▶ [WORK TO DO] Convert the material below into a two-column CSV with the headers figure_text and element_positions. Make one row for each description, with the description in the first field and the location lines that follow it in the second, each field quoted and with line breaks replaced by spaces. Leave out the pictures.

▶ [INFORMATION GIVEN]
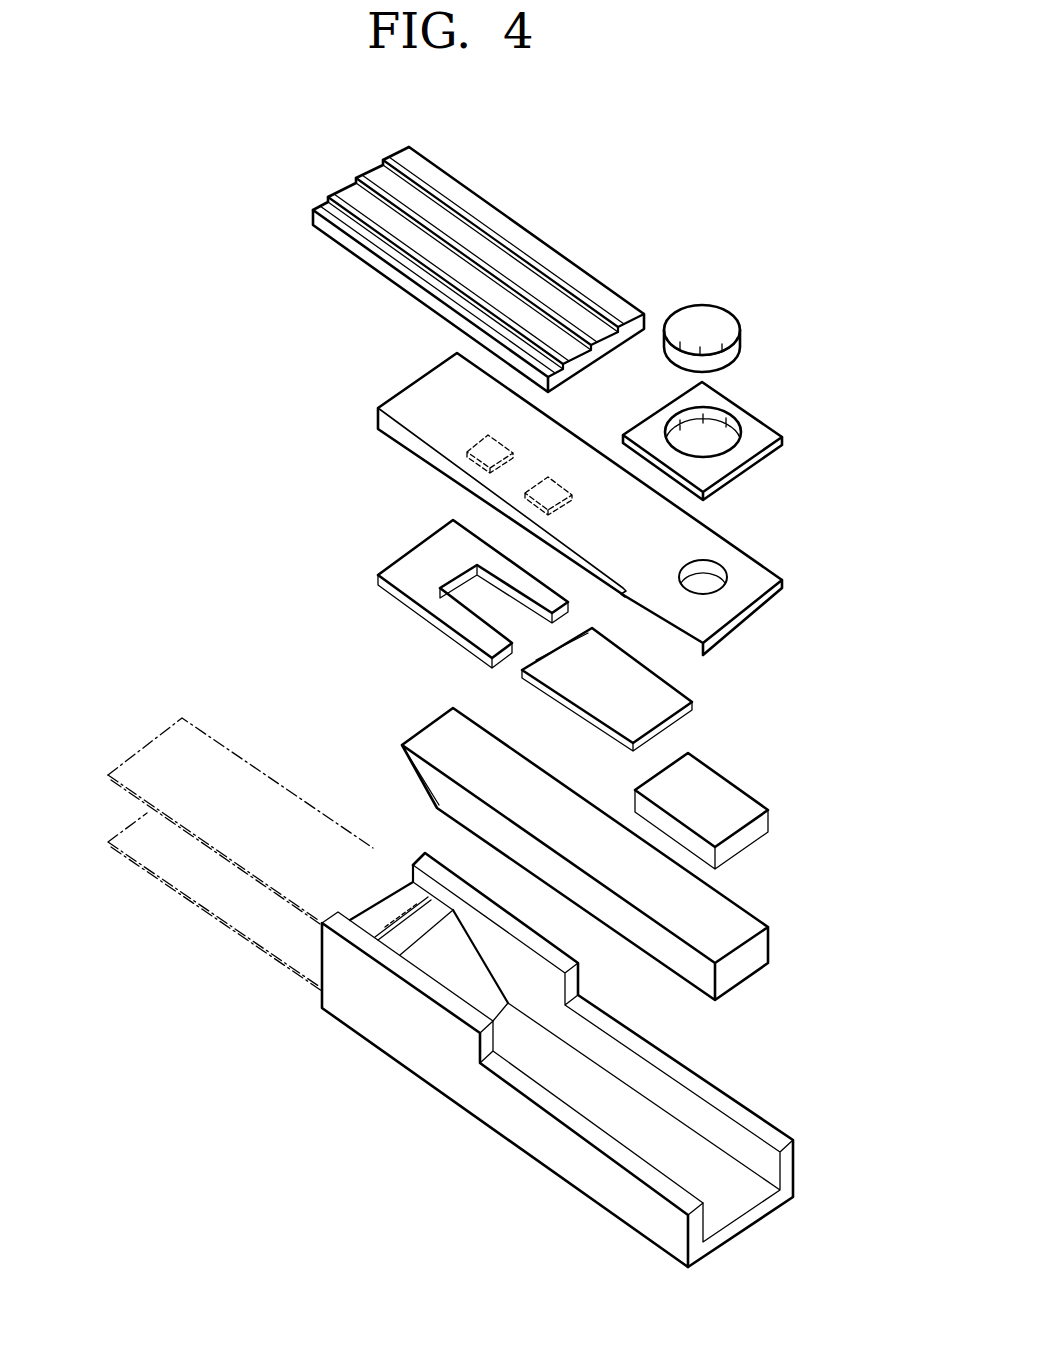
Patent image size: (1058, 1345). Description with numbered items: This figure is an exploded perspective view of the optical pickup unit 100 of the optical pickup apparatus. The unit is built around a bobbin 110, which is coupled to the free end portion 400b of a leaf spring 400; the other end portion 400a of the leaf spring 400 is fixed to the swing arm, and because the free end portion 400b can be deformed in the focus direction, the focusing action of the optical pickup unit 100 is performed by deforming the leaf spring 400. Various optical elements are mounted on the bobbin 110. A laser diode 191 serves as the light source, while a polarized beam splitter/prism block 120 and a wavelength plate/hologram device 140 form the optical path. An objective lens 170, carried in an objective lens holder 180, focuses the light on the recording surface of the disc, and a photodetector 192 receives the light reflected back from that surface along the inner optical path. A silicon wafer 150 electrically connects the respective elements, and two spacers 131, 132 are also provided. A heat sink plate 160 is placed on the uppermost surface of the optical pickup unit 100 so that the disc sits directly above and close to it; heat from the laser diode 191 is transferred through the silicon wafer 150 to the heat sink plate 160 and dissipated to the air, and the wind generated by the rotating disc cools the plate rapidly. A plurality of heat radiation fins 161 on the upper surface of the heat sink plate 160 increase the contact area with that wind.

The optical pickup unit 100 is at (148, 383).
The bobbin 110 is at (557, 1039).
The polarized beam splitter/prism block 120 is at (750, 968).
The spacer 131 is at (410, 590).
The spacer 132 is at (588, 692).
The wavelength plate/hologram device 140 is at (742, 795).
The silicon wafer (SiOB) 150 is at (550, 488).
The heat sink plate 160 is at (452, 242).
The heat radiation fins 161 is at (406, 148).
The objective lens 170 is at (733, 318).
The objective lens holder 180 is at (752, 424).
The laser diode 191 is at (528, 492).
The photodetector 192 is at (478, 447).
The leaf spring 400 is at (201, 827).
The one end portion of the leaf spring 400a is at (152, 850).
The free end portion of the leaf spring 400b is at (393, 911).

▶ [FINISHED TASK]
figure_text,element_positions
"Patent image size: (1058, 1345). Description with numbered items: This figure is an exploded perspective view of the optical pickup unit 100 of the optical pickup apparatus. The unit is built around a bobbin 110, which is coupled to the free end portion 400b of a leaf spring 400; the other end portion 400a of the leaf spring 400 is fixed to the swing arm, and because the free end portion 400b can be deformed in the focus direction, the focusing action of the optical pickup unit 100 is performed by deforming the leaf spring 400. Various optical elements are mounted on the bobbin 110. A laser diode 191 serves as the light source, while a polarized beam splitter/prism block 120 and a wavelength plate/hologram device 140 form the optical path. An objective lens 170, carried in an objective lens holder 180, focuses the light on the recording surface of the disc, and a photodetector 192 receives the light reflected back from that surface along the inner optical path. A silicon wafer 150 electrically connects the respective elements, and two spacers 131, 132 are also provided. A heat sink plate 160 is placed on the uppermost surface of the optical pickup unit 100 so that the disc sits directly above and close to it; heat from the laser diode 191 is transferred through the silicon wafer 150 to the heat sink plate 160 and dissipated to the air, and the wind generated by the rotating disc cools the plate rapidly. A plurality of heat radiation fins 161 on the upper surface of the heat sink plate 160 increase the contact area with that wind.","The optical pickup unit 100 is at (148, 383). The bobbin 110 is at (557, 1039). The polarized beam splitter/prism block 120 is at (750, 968). The spacer 131 is at (410, 590). The spacer 132 is at (588, 692). The wavelength plate/hologram device 140 is at (742, 795). The silicon wafer (SiOB) 150 is at (550, 488). The heat sink plate 160 is at (452, 242). The heat radiation fins 161 is at (406, 148). The objective lens 170 is at (733, 318). The objective lens holder 180 is at (752, 424). The laser diode 191 is at (528, 492). The photodetector 192 is at (478, 447). The leaf spring 400 is at (201, 827). The one end portion of the leaf spring 400a is at (152, 850). The free end portion of the leaf spring 400b is at (393, 911)."